Forging a Lakehouse Architecture with Azure Synapse Analytics

In today’s data landscape, a modern data warehouse empowers us to effortlessly handle diverse data types and volumes. This data is then made accessible to end-users through various analytical tools, including dashboards, reports, and advanced analytics. As Azure Synapse gains traction, there’s a notable surge in interest in modernizing conventional Business Intelligence (BI) data platforms.

Traditionally, modernization often revolves around utilizing tools like Power BI. However, this approach primarily addresses the end-user layer, encompassing data models, reports, and dashboards. While Power BI can evolve into a modern data platform, covering stages like data ingestion, ETL, storage, processing, and serving, it has limitations, particularly in complex data ingestion and transformation scenarios.

With Azure Synapse, we find a more comprehensive solution. It offers the flexibility and scalability to build a modern, agnostic data platform alongside Power BI, bridging gaps and enhancing capabilities for data ingestion, transformation, and access by other teams, such as data science.

• [Information supplied]

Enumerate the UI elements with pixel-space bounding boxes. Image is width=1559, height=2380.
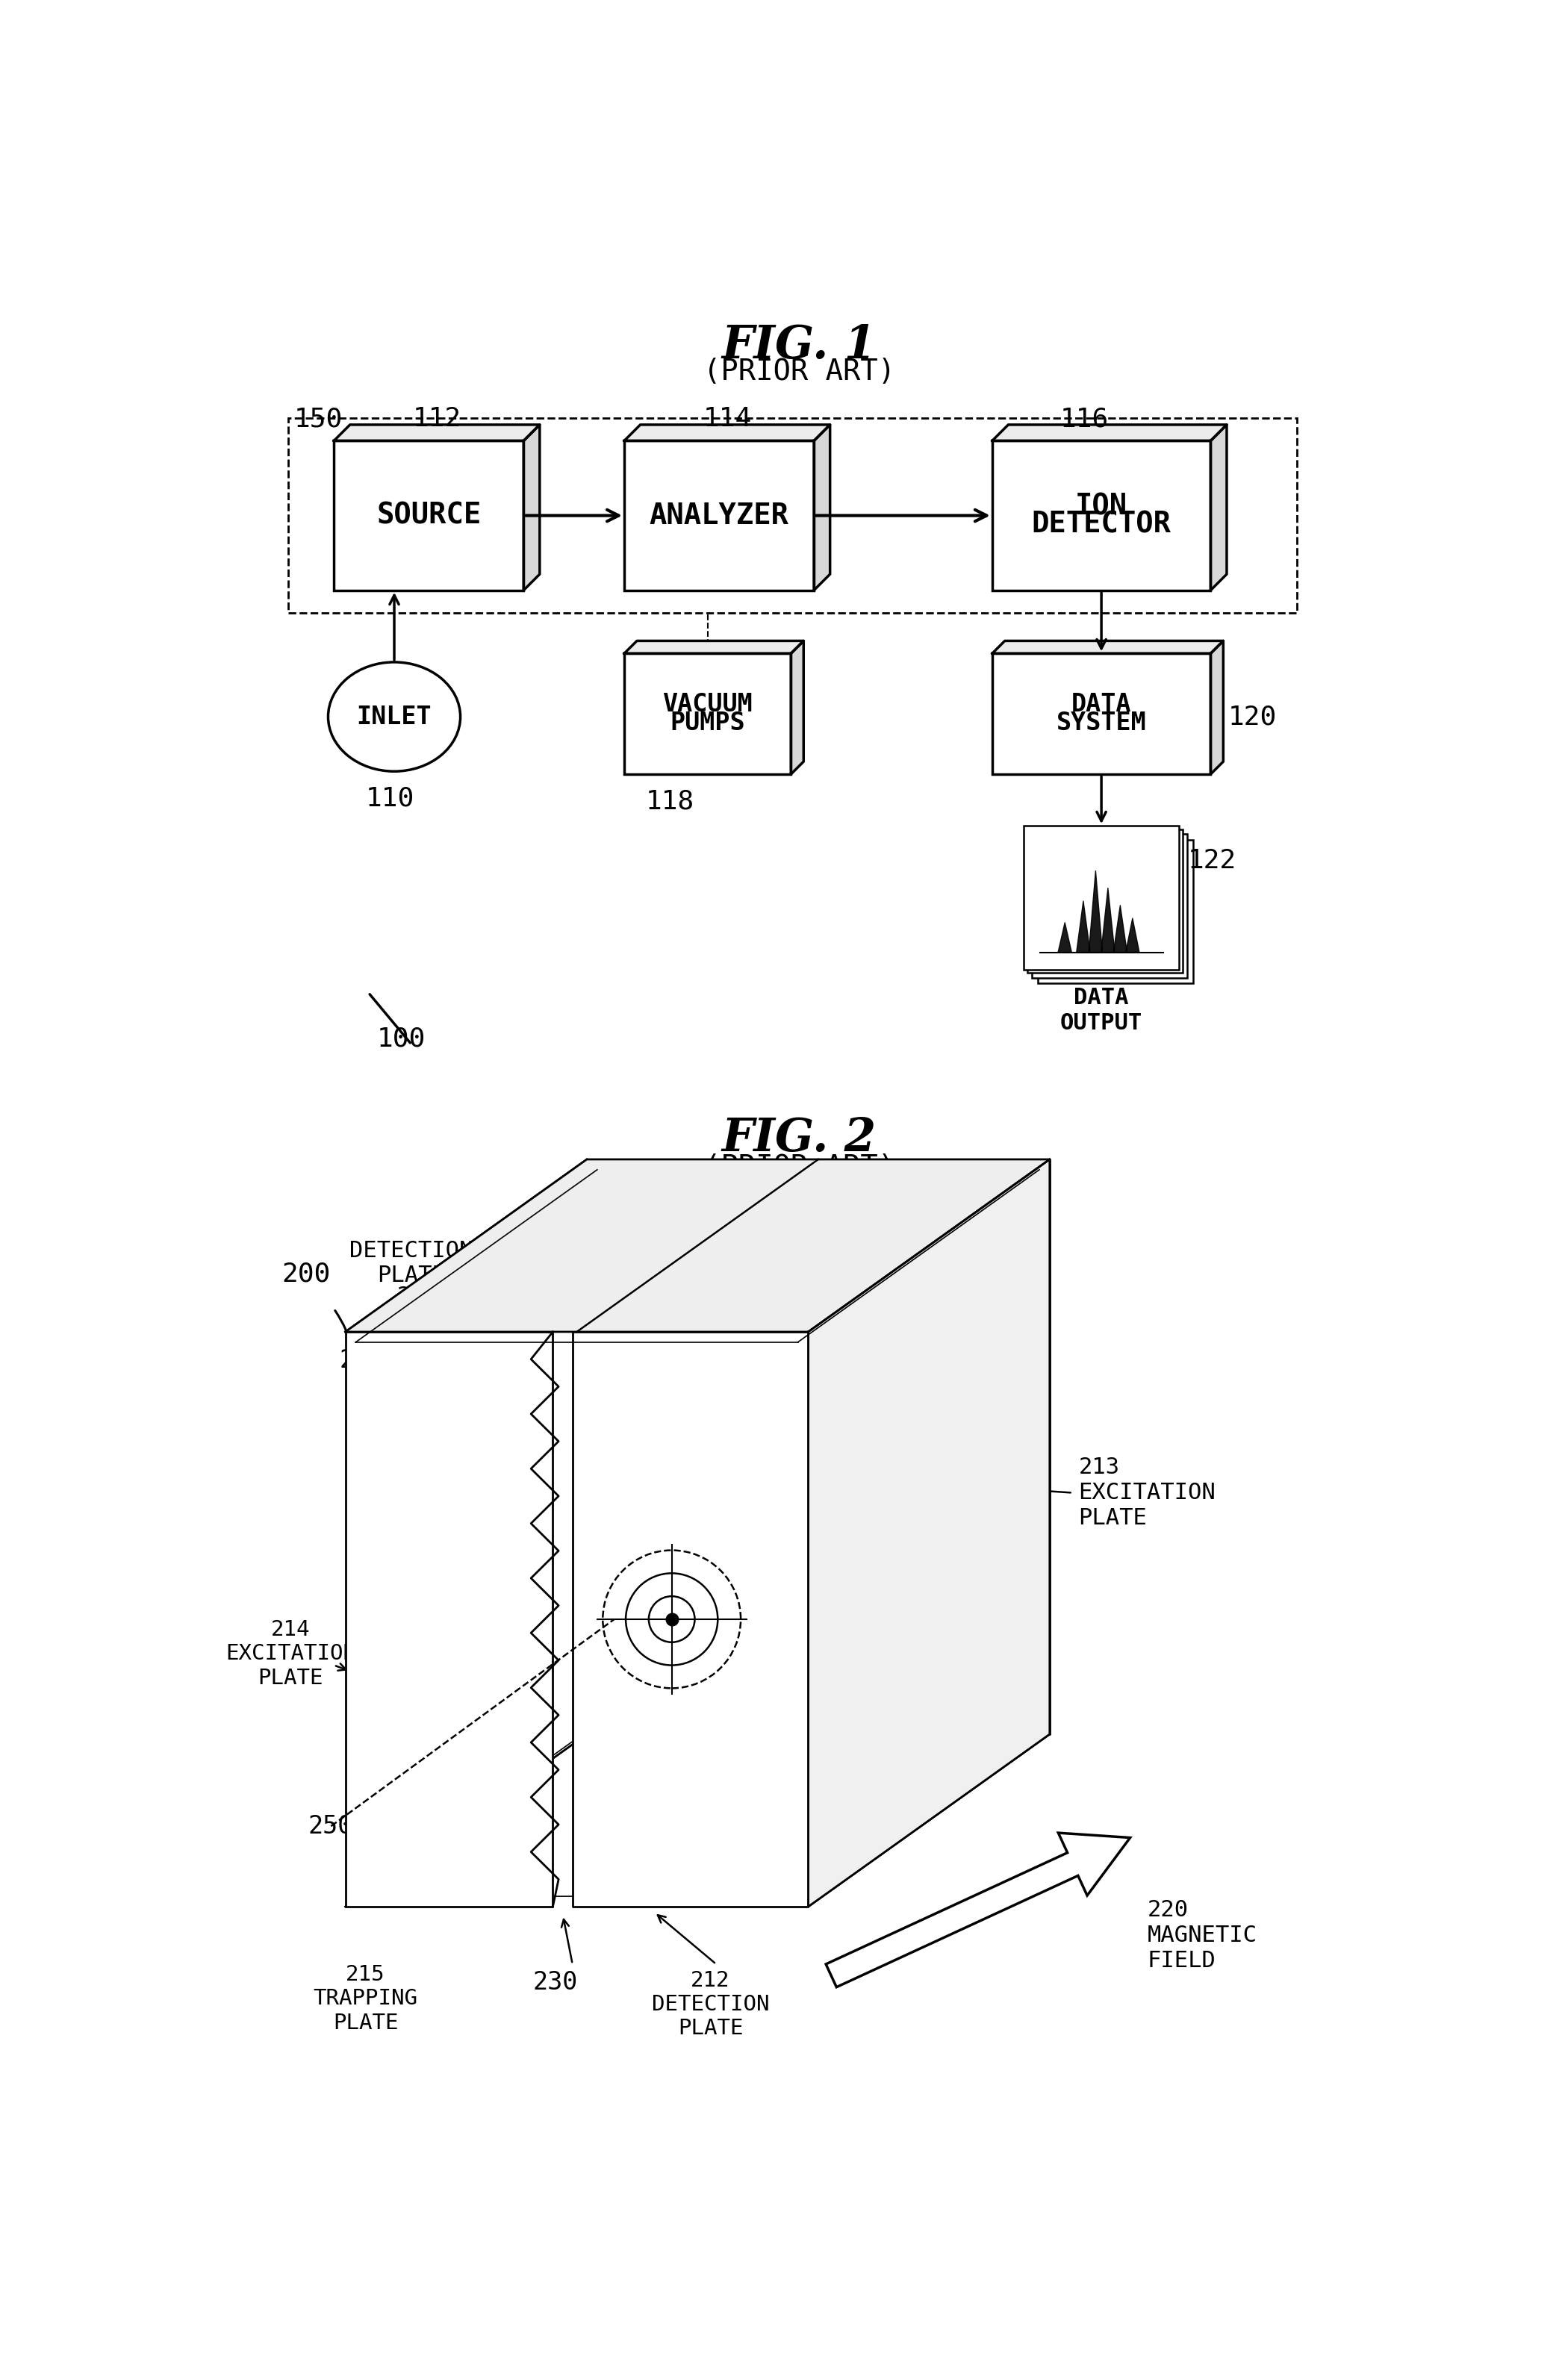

• [Required work]
A – Write out the part of the Azure Synapse article starting at "Forging a Lakehouse" and ending at "(BI) data platforms.".
B – Using the Azure Synapse article, say yes or no to whether each statement agrees with it, and quote the words that decide it: (i) Power BI has limitations in complex data ingestion and transformation scenarios. (ii) Modernization with tools like Power BI mainly addresses the data ingestion layer. (iii) Azure Synapse is presented as a replacement for Power BI.
The data has no connection to the Azure Synapse article.

• [Per-task outputs]
A –
Forging a Lakehouse Architecture with Azure Synapse Analytics

In today’s data landscape, a modern data warehouse empowers us to effortlessly handle diverse data types and volumes. This data is then made accessible to end-users through various analytical tools, including dashboards, reports, and advanced analytics. As Azure Synapse gains traction, there’s a notable surge in interest in modernizing conventional Business Intelligence (BI) data platforms.

B –
(i) Yes: "it has limitations, particularly in complex data ingestion and transformation scenarios"
(ii) No: "this approach primarily addresses the end-user layer, encompassing data models, reports, and dashboards"
(iii) No: "build a modern, agnostic data platform alongside Power BI"